RECORDED INFORMATION »
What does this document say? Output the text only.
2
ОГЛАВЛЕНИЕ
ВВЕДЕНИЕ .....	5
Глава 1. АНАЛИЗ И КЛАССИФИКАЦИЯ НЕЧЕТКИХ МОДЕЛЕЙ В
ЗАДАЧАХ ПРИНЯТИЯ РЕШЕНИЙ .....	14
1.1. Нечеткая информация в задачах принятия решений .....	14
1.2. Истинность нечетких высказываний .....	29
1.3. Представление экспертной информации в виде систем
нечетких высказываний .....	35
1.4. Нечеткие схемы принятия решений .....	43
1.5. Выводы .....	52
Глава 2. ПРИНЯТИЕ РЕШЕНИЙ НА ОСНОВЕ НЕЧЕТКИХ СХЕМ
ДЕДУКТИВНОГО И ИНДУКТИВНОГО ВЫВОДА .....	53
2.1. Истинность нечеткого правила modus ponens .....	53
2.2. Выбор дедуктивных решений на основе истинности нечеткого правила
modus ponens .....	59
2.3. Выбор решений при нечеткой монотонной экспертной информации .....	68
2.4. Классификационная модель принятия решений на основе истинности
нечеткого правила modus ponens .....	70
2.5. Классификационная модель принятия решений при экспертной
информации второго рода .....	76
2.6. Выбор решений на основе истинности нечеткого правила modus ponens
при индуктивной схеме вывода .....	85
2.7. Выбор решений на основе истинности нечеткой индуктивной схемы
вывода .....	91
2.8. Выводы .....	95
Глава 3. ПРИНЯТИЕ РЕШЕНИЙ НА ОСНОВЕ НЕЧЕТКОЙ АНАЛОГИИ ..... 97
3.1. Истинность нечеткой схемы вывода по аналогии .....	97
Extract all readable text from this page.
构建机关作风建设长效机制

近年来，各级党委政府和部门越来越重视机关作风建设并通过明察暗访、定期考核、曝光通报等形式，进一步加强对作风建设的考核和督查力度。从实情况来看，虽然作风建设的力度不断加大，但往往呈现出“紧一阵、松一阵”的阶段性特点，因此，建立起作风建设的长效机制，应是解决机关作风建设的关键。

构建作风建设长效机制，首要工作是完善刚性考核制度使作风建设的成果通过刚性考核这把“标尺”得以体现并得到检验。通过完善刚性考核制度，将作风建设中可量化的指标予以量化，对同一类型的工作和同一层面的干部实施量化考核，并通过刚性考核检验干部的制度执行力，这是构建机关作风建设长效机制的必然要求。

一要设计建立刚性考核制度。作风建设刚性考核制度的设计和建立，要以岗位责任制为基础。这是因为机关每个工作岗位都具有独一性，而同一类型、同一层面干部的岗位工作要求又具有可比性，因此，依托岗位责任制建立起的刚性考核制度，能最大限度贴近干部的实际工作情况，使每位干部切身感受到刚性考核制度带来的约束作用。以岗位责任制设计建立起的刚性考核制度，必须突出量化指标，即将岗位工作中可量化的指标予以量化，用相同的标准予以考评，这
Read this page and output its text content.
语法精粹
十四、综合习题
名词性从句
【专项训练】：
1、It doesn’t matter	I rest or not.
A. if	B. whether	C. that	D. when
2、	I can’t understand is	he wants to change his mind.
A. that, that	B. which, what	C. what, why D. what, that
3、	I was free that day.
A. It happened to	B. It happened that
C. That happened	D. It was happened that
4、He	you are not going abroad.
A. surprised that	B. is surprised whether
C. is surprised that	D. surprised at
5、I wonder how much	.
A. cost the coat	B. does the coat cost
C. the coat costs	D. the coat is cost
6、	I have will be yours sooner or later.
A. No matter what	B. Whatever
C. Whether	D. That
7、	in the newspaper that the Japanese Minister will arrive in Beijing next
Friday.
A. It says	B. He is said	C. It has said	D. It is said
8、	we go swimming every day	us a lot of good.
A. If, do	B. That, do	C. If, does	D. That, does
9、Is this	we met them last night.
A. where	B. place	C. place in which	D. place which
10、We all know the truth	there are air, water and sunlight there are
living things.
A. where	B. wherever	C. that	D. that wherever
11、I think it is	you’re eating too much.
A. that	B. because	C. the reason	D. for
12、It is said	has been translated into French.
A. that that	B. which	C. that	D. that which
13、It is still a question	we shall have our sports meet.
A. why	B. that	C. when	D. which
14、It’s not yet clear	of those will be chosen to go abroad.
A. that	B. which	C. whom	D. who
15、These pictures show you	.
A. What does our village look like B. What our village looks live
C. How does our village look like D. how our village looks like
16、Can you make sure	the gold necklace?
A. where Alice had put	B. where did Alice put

SHORT PROBLEM »
Extract the entries above verbatim.

OUTPUT BELOW »
What does this document say? Output the text only.
2
ОГЛАВЛЕНИЕ
ВВЕДЕНИЕ .....	5
Глава 1. АНАЛИЗ И КЛАССИФИКАЦИЯ НЕЧЕТКИХ МОДЕЛЕЙ В
ЗАДАЧАХ ПРИНЯТИЯ РЕШЕНИЙ .....	14
1.1. Нечеткая информация в задачах принятия решений .....	14
1.2. Истинность нечетких высказываний .....	29
1.3. Представление экспертной информации в виде систем
нечетких высказываний .....	35
1.4. Нечеткие схемы принятия решений .....	43
1.5. Выводы .....	52
Глава 2. ПРИНЯТИЕ РЕШЕНИЙ НА ОСНОВЕ НЕЧЕТКИХ СХЕМ
ДЕДУКТИВНОГО И ИНДУКТИВНОГО ВЫВОДА .....	53
2.1. Истинность нечеткого правила modus ponens .....	53
2.2. Выбор дедуктивных решений на основе истинности нечеткого правила
modus ponens .....	59
2.3. Выбор решений при нечеткой монотонной экспертной информации .....	68
2.4. Классификационная модель принятия решений на основе истинности
нечеткого правила modus ponens .....	70
2.5. Классификационная модель принятия решений при экспертной
информации второго рода .....	76
2.6. Выбор решений на основе истинности нечеткого правила modus ponens
при индуктивной схеме вывода .....	85
2.7. Выбор решений на основе истинности нечеткой индуктивной схемы
вывода .....	91
2.8. Выводы .....	95
Глава 3. ПРИНЯТИЕ РЕШЕНИЙ НА ОСНОВЕ НЕЧЕТКОЙ АНАЛОГИИ ..... 97
3.1. Истинность нечеткой схемы вывода по аналогии .....	97
Extract all readable text from this page.
构建机关作风建设长效机制

近年来，各级党委政府和部门越来越重视机关作风建设并通过明察暗访、定期考核、曝光通报等形式，进一步加强对作风建设的考核和督查力度。从实情况来看，虽然作风建设的力度不断加大，但往往呈现出“紧一阵、松一阵”的阶段性特点，因此，建立起作风建设的长效机制，应是解决机关作风建设的关键。

构建作风建设长效机制，首要工作是完善刚性考核制度使作风建设的成果通过刚性考核这把“标尺”得以体现并得到检验。通过完善刚性考核制度，将作风建设中可量化的指标予以量化，对同一类型的工作和同一层面的干部实施量化考核，并通过刚性考核检验干部的制度执行力，这是构建机关作风建设长效机制的必然要求。

一要设计建立刚性考核制度。作风建设刚性考核制度的设计和建立，要以岗位责任制为基础。这是因为机关每个工作岗位都具有独一性，而同一类型、同一层面干部的岗位工作要求又具有可比性，因此，依托岗位责任制建立起的刚性考核制度，能最大限度贴近干部的实际工作情况，使每位干部切身感受到刚性考核制度带来的约束作用。以岗位责任制设计建立起的刚性考核制度，必须突出量化指标，即将岗位工作中可量化的指标予以量化，用相同的标准予以考评，这
Read this page and output its text content.
语法精粹
十四、综合习题
名词性从句
【专项训练】：
1、It doesn’t matter	I rest or not.
A. if	B. whether	C. that	D. when
2、	I can’t understand is	he wants to change his mind.
A. that, that	B. which, what	C. what, why D. what, that
3、	I was free that day.
A. It happened to	B. It happened that
C. That happened	D. It was happened that
4、He	you are not going abroad.
A. surprised that	B. is surprised whether
C. is surprised that	D. surprised at
5、I wonder how much	.
A. cost the coat	B. does the coat cost
C. the coat costs	D. the coat is cost
6、	I have will be yours sooner or later.
A. No matter what	B. Whatever
C. Whether	D. That
7、	in the newspaper that the Japanese Minister will arrive in Beijing next
Friday.
A. It says	B. He is said	C. It has said	D. It is said
8、	we go swimming every day	us a lot of good.
A. If, do	B. That, do	C. If, does	D. That, does
9、Is this	we met them last night.
A. where	B. place	C. place in which	D. place which
10、We all know the truth	there are air, water and sunlight there are
living things.
A. where	B. wherever	C. that	D. that wherever
11、I think it is	you’re eating too much.
A. that	B. because	C. the reason	D. for
12、It is said	has been translated into French.
A. that that	B. which	C. that	D. that which
13、It is still a question	we shall have our sports meet.
A. why	B. that	C. when	D. which
14、It’s not yet clear	of those will be chosen to go abroad.
A. that	B. which	C. whom	D. who
15、These pictures show you	.
A. What does our village look like B. What our village looks live
C. How does our village look like D. how our village looks like
16、Can you make sure	the gold necklace?
A. where Alice had put	B. where did Alice put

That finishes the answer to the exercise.